■ Objective ■
Do not carry the pictures over; copy every other part of the entries exactly.

■ Supplied records ■

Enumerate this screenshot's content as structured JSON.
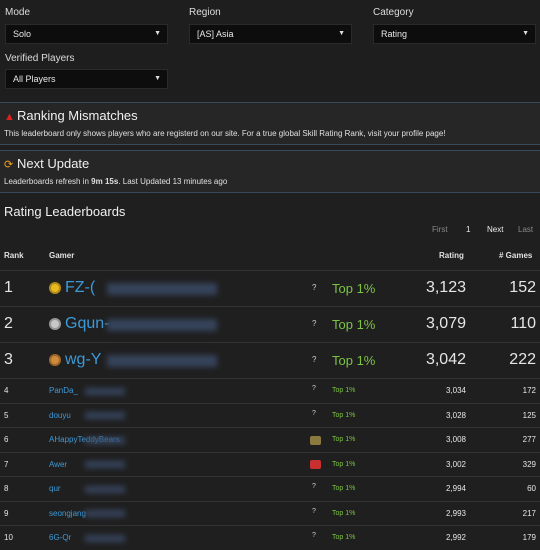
{
  "filters": {
    "mode": {
      "label": "Mode",
      "value": "Solo"
    },
    "region": {
      "label": "Region",
      "value": "[AS] Asia"
    },
    "category": {
      "label": "Category",
      "value": "Rating"
    },
    "verified": {
      "label": "Verified Players",
      "value": "All Players"
    }
  },
  "mismatch": {
    "title": "Ranking Mismatches",
    "text": "This leaderboard only shows players who are registerd on our site. For a true global Skill Rating Rank, visit your profile page!"
  },
  "update": {
    "title": "Next Update",
    "text_prefix": "Leaderboards refresh in ",
    "time": "9m 15s",
    "text_suffix": ". Last Updated 13 minutes ago"
  },
  "leaderboard": {
    "title": "Rating Leaderboards",
    "pager": {
      "first": "First",
      "page": "1",
      "next": "Next",
      "last": "Last"
    },
    "columns": {
      "rank": "Rank",
      "gamer": "Gamer",
      "rating": "Rating",
      "games": "# Games"
    },
    "rows": [
      {
        "rank": "1",
        "gamer": "FZ-(",
        "mark": "?",
        "top": "Top 1%",
        "rating": "3,123",
        "games": "152",
        "medal": "gold"
      },
      {
        "rank": "2",
        "gamer": "Gqun-",
        "mark": "?",
        "top": "Top 1%",
        "rating": "3,079",
        "games": "110",
        "medal": "silver"
      },
      {
        "rank": "3",
        "gamer": "wg-Y",
        "mark": "?",
        "top": "Top 1%",
        "rating": "3,042",
        "games": "222",
        "medal": "bronze"
      },
      {
        "rank": "4",
        "gamer": "PanDa_",
        "mark": "?",
        "top": "Top 1%",
        "rating": "3,034",
        "games": "172"
      },
      {
        "rank": "5",
        "gamer": "douyu",
        "mark": "?",
        "top": "Top 1%",
        "rating": "3,028",
        "games": "125"
      },
      {
        "rank": "6",
        "gamer": "AHappyTeddyBears",
        "mark": "",
        "top": "Top 1%",
        "rating": "3,008",
        "games": "277"
      },
      {
        "rank": "7",
        "gamer": "Awer",
        "mark": "",
        "top": "Top 1%",
        "rating": "3,002",
        "games": "329"
      },
      {
        "rank": "8",
        "gamer": "qur",
        "mark": "?",
        "top": "Top 1%",
        "rating": "2,994",
        "games": "60"
      },
      {
        "rank": "9",
        "gamer": "seongjang",
        "mark": "?",
        "top": "Top 1%",
        "rating": "2,993",
        "games": "217"
      },
      {
        "rank": "10",
        "gamer": "6G-Qr",
        "mark": "?",
        "top": "Top 1%",
        "rating": "2,992",
        "games": "179"
      }
    ]
  },
  "colors": {
    "accent": "#3d9ad8",
    "top": "#7cc443",
    "warning": "#e02020",
    "update": "#f0a020"
  }
}
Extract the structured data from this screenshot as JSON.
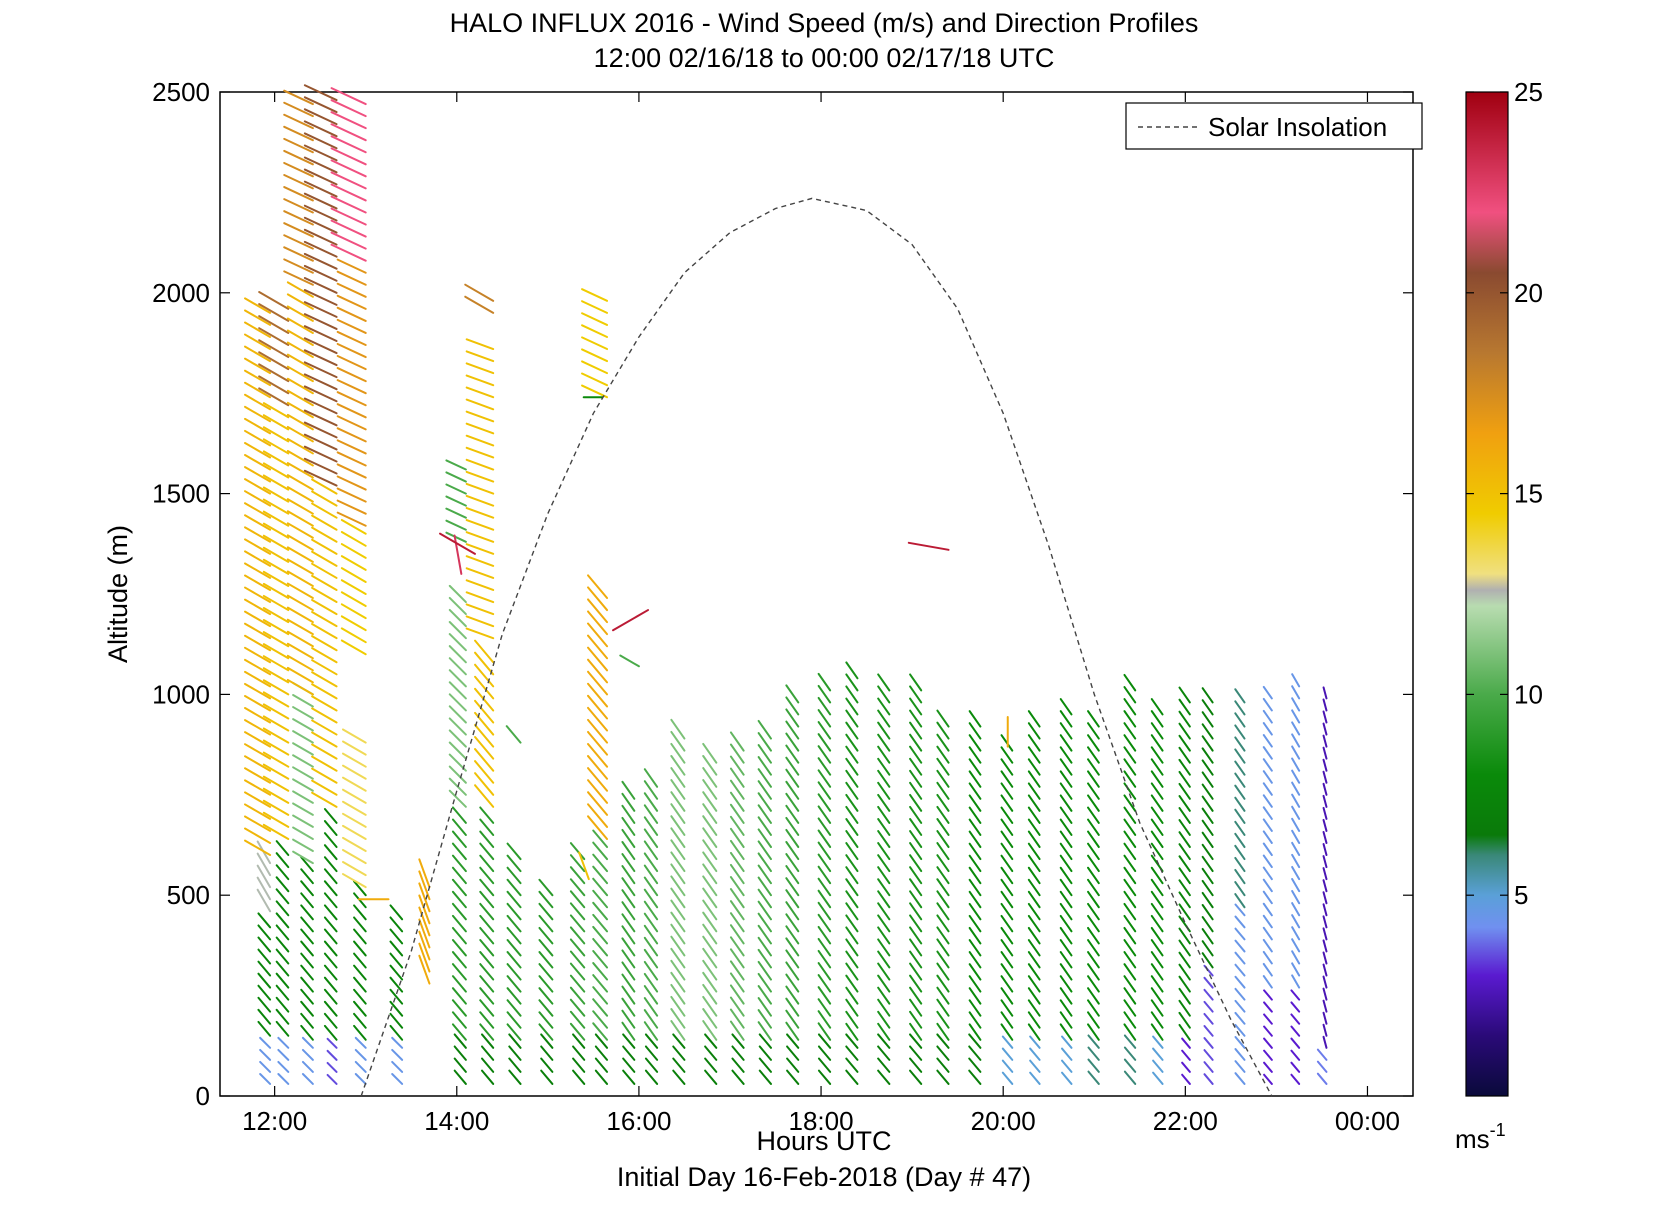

■ Correct output ■
Enumerate this screenshot's content as structured JSON.
{
  "filters": {
    "mode": {
      "label": "Mode",
      "value": "Solo"
    },
    "region": {
      "label": "Region",
      "value": "[AS] Asia"
    },
    "category": {
      "label": "Category",
      "value": "Rating"
    },
    "verified": {
      "label": "Verified Players",
      "value": "All Players"
    }
  },
  "mismatch": {
    "title": "Ranking Mismatches",
    "text": "This leaderboard only shows players who are registerd on our site. For a true global Skill Rating Rank, visit your profile page!"
  },
  "update": {
    "title": "Next Update",
    "text_prefix": "Leaderboards refresh in ",
    "time": "9m 15s",
    "text_suffix": ". Last Updated 13 minutes ago"
  },
  "leaderboard": {
    "title": "Rating Leaderboards",
    "pager": {
      "first": "First",
      "page": "1",
      "next": "Next",
      "last": "Last"
    },
    "columns": {
      "rank": "Rank",
      "gamer": "Gamer",
      "rating": "Rating",
      "games": "# Games"
    },
    "rows": [
      {
        "rank": "1",
        "gamer": "FZ-(",
        "mark": "?",
        "top": "Top 1%",
        "rating": "3,123",
        "games": "152",
        "medal": "gold"
      },
      {
        "rank": "2",
        "gamer": "Gqun-",
        "mark": "?",
        "top": "Top 1%",
        "rating": "3,079",
        "games": "110",
        "medal": "silver"
      },
      {
        "rank": "3",
        "gamer": "wg-Y",
        "mark": "?",
        "top": "Top 1%",
        "rating": "3,042",
        "games": "222",
        "medal": "bronze"
      },
      {
        "rank": "4",
        "gamer": "PanDa_",
        "mark": "?",
        "top": "Top 1%",
        "rating": "3,034",
        "games": "172"
      },
      {
        "rank": "5",
        "gamer": "douyu",
        "mark": "?",
        "top": "Top 1%",
        "rating": "3,028",
        "games": "125"
      },
      {
        "rank": "6",
        "gamer": "AHappyTeddyBears",
        "mark": "",
        "top": "Top 1%",
        "rating": "3,008",
        "games": "277"
      },
      {
        "rank": "7",
        "gamer": "Awer",
        "mark": "",
        "top": "Top 1%",
        "rating": "3,002",
        "games": "329"
      },
      {
        "rank": "8",
        "gamer": "qur",
        "mark": "?",
        "top": "Top 1%",
        "rating": "2,994",
        "games": "60"
      },
      {
        "rank": "9",
        "gamer": "seongjang",
        "mark": "?",
        "top": "Top 1%",
        "rating": "2,993",
        "games": "217"
      },
      {
        "rank": "10",
        "gamer": "6G-Qr",
        "mark": "?",
        "top": "Top 1%",
        "rating": "2,992",
        "games": "179"
      }
    ]
  },
  "colors": {
    "accent": "#3d9ad8",
    "top": "#7cc443",
    "warning": "#e02020",
    "update": "#f0a020"
  }
}
Extract the structured data from this screenshot as JSON.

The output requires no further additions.